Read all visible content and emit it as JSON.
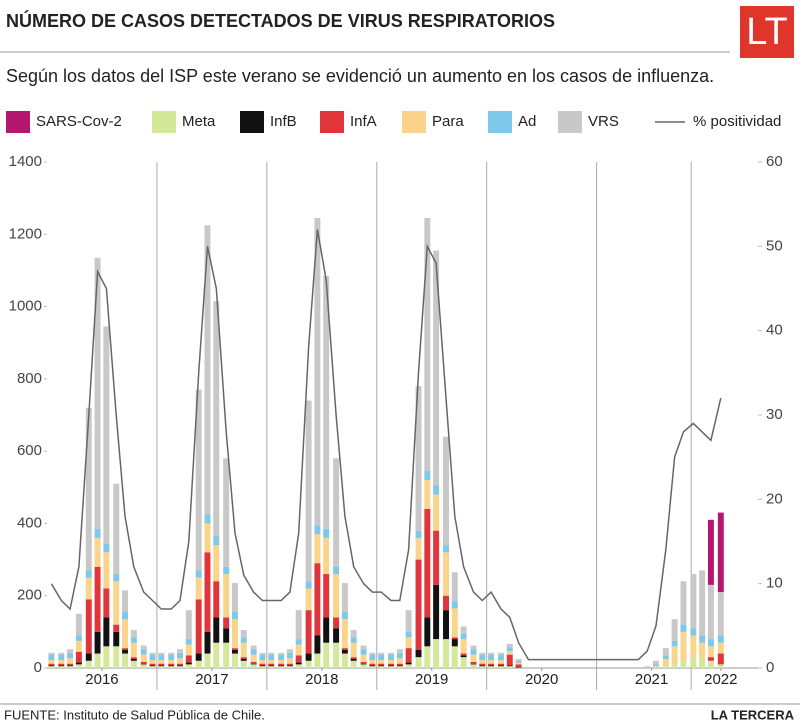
{
  "chart_data": {
    "type": "bar",
    "title": "NÚMERO DE CASOS DETECTADOS DE VIRUS RESPIRATORIOS",
    "subtitle": "Según los datos del ISP este verano se evidenció un aumento en los casos de influenza.",
    "logo": "LT",
    "source": "FUENTE: Instituto de Salud Pública de Chile.",
    "publisher": "LA TERCERA",
    "x": [
      2016.04,
      2016.13,
      2016.21,
      2016.29,
      2016.38,
      2016.46,
      2016.54,
      2016.63,
      2016.71,
      2016.79,
      2016.88,
      2016.96,
      2017.04,
      2017.13,
      2017.21,
      2017.29,
      2017.38,
      2017.46,
      2017.54,
      2017.63,
      2017.71,
      2017.79,
      2017.88,
      2017.96,
      2018.04,
      2018.13,
      2018.21,
      2018.29,
      2018.38,
      2018.46,
      2018.54,
      2018.63,
      2018.71,
      2018.79,
      2018.88,
      2018.96,
      2019.04,
      2019.13,
      2019.21,
      2019.29,
      2019.38,
      2019.46,
      2019.54,
      2019.63,
      2019.71,
      2019.79,
      2019.88,
      2019.96,
      2020.04,
      2020.13,
      2020.21,
      2020.29,
      2020.38,
      2020.46,
      2020.54,
      2020.63,
      2020.71,
      2020.79,
      2020.88,
      2020.96,
      2021.04,
      2021.13,
      2021.21,
      2021.29,
      2021.38,
      2021.46,
      2021.54,
      2021.63,
      2021.71,
      2021.79,
      2021.88,
      2021.96,
      2022.04,
      2022.13
    ],
    "xlim": [
      2016,
      2022.25
    ],
    "xticks": [
      {
        "value": 2016.5,
        "label": "2016"
      },
      {
        "value": 2017.5,
        "label": "2017"
      },
      {
        "value": 2018.5,
        "label": "2018"
      },
      {
        "value": 2019.5,
        "label": "2019"
      },
      {
        "value": 2020.5,
        "label": "2020"
      },
      {
        "value": 2021.5,
        "label": "2021"
      },
      {
        "value": 2022.13,
        "label": "2022"
      }
    ],
    "ylim": [
      0,
      1400
    ],
    "yticks": [
      0,
      200,
      400,
      600,
      800,
      1000,
      1200,
      1400
    ],
    "y2lim": [
      0,
      60
    ],
    "y2ticks": [
      0,
      10,
      20,
      30,
      40,
      50,
      60
    ],
    "series": [
      {
        "name": "SARS-Cov-2",
        "color": "#b5176f",
        "values": [
          0,
          0,
          0,
          0,
          0,
          0,
          0,
          0,
          0,
          0,
          0,
          0,
          0,
          0,
          0,
          0,
          0,
          0,
          0,
          0,
          0,
          0,
          0,
          0,
          0,
          0,
          0,
          0,
          0,
          0,
          0,
          0,
          0,
          0,
          0,
          0,
          0,
          0,
          0,
          0,
          0,
          0,
          0,
          0,
          0,
          0,
          0,
          0,
          0,
          0,
          0,
          0,
          0,
          0,
          0,
          0,
          0,
          0,
          0,
          0,
          0,
          0,
          0,
          0,
          0,
          0,
          0,
          0,
          0,
          0,
          0,
          0,
          180,
          220
        ]
      },
      {
        "name": "Meta",
        "color": "#d4e89a",
        "values": [
          5,
          5,
          5,
          10,
          20,
          40,
          60,
          60,
          40,
          20,
          10,
          5,
          5,
          5,
          5,
          10,
          20,
          40,
          70,
          70,
          40,
          20,
          10,
          5,
          5,
          5,
          5,
          10,
          20,
          40,
          70,
          70,
          40,
          20,
          10,
          5,
          5,
          5,
          5,
          10,
          30,
          60,
          80,
          80,
          60,
          30,
          10,
          5,
          5,
          5,
          5,
          0,
          0,
          0,
          0,
          0,
          0,
          0,
          0,
          0,
          0,
          0,
          0,
          0,
          0,
          0,
          0,
          5,
          10,
          20,
          30,
          30,
          20,
          10
        ]
      },
      {
        "name": "InfB",
        "color": "#111111",
        "values": [
          2,
          2,
          2,
          5,
          20,
          60,
          80,
          40,
          10,
          5,
          2,
          2,
          2,
          2,
          2,
          5,
          20,
          60,
          70,
          40,
          10,
          5,
          2,
          2,
          2,
          2,
          2,
          5,
          20,
          50,
          70,
          40,
          10,
          5,
          2,
          2,
          2,
          2,
          2,
          5,
          20,
          80,
          150,
          80,
          20,
          5,
          2,
          2,
          2,
          2,
          2,
          0,
          0,
          0,
          0,
          0,
          0,
          0,
          0,
          0,
          0,
          0,
          0,
          0,
          0,
          0,
          0,
          0,
          0,
          0,
          0,
          0,
          0,
          0
        ]
      },
      {
        "name": "InfA",
        "color": "#e0353b",
        "values": [
          5,
          5,
          5,
          30,
          150,
          180,
          80,
          20,
          5,
          5,
          5,
          5,
          5,
          5,
          5,
          20,
          150,
          220,
          100,
          30,
          5,
          5,
          5,
          5,
          5,
          5,
          5,
          20,
          120,
          200,
          120,
          30,
          5,
          5,
          5,
          5,
          5,
          5,
          5,
          40,
          250,
          300,
          150,
          40,
          5,
          5,
          5,
          5,
          5,
          5,
          30,
          10,
          0,
          0,
          0,
          0,
          0,
          0,
          0,
          0,
          0,
          0,
          0,
          0,
          0,
          0,
          0,
          0,
          0,
          0,
          0,
          0,
          10,
          30
        ]
      },
      {
        "name": "Para",
        "color": "#f9d48a",
        "values": [
          10,
          10,
          15,
          30,
          60,
          80,
          100,
          120,
          80,
          40,
          20,
          10,
          10,
          10,
          15,
          30,
          60,
          80,
          100,
          120,
          80,
          40,
          20,
          10,
          10,
          10,
          15,
          30,
          60,
          80,
          100,
          120,
          80,
          40,
          20,
          10,
          10,
          10,
          15,
          30,
          60,
          80,
          100,
          120,
          80,
          40,
          20,
          10,
          10,
          10,
          10,
          5,
          0,
          0,
          0,
          0,
          0,
          0,
          0,
          0,
          0,
          0,
          0,
          0,
          0,
          0,
          5,
          20,
          50,
          80,
          60,
          40,
          30,
          30
        ]
      },
      {
        "name": "Ad",
        "color": "#7ec8ea",
        "values": [
          15,
          15,
          15,
          15,
          20,
          25,
          25,
          20,
          20,
          15,
          15,
          15,
          15,
          15,
          15,
          15,
          20,
          25,
          25,
          20,
          20,
          15,
          15,
          15,
          15,
          15,
          15,
          15,
          20,
          25,
          25,
          20,
          20,
          15,
          15,
          15,
          15,
          15,
          15,
          15,
          20,
          25,
          25,
          20,
          20,
          15,
          15,
          15,
          15,
          15,
          10,
          5,
          0,
          0,
          0,
          0,
          0,
          0,
          0,
          0,
          0,
          0,
          0,
          0,
          0,
          0,
          5,
          10,
          15,
          20,
          20,
          20,
          20,
          20
        ]
      },
      {
        "name": "VRS",
        "color": "#c8c8c8",
        "values": [
          5,
          5,
          10,
          60,
          450,
          750,
          600,
          250,
          60,
          20,
          10,
          5,
          5,
          5,
          10,
          80,
          500,
          800,
          650,
          300,
          80,
          20,
          10,
          5,
          5,
          5,
          10,
          80,
          500,
          850,
          700,
          300,
          80,
          20,
          10,
          5,
          5,
          5,
          10,
          60,
          400,
          700,
          650,
          300,
          80,
          20,
          10,
          5,
          5,
          5,
          10,
          5,
          0,
          0,
          0,
          0,
          0,
          0,
          0,
          0,
          0,
          0,
          0,
          0,
          0,
          5,
          10,
          20,
          60,
          120,
          150,
          180,
          150,
          120
        ]
      },
      {
        "name": "% positividad",
        "color": "#666666",
        "type": "line",
        "axis": "y2",
        "values": [
          10,
          8,
          7,
          12,
          30,
          47,
          45,
          30,
          18,
          12,
          9,
          8,
          7,
          7,
          8,
          15,
          35,
          50,
          45,
          28,
          16,
          11,
          9,
          8,
          8,
          8,
          9,
          16,
          38,
          52,
          46,
          30,
          18,
          12,
          10,
          9,
          9,
          8,
          8,
          14,
          35,
          50,
          48,
          32,
          18,
          12,
          9,
          8,
          9,
          7,
          6,
          3,
          1,
          1,
          1,
          1,
          1,
          1,
          1,
          1,
          1,
          1,
          1,
          1,
          1,
          2,
          5,
          14,
          25,
          28,
          29,
          28,
          27,
          32
        ]
      }
    ]
  }
}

Your objective: Extract all lines from the data in which "color" is found.

Exercise result:
        "color": "#b5176f",
        "color": "#d4e89a",
        "color": "#111111",
        "color": "#e0353b",
        "color": "#f9d48a",
        "color": "#7ec8ea",
        "color": "#c8c8c8",
        "color": "#666666",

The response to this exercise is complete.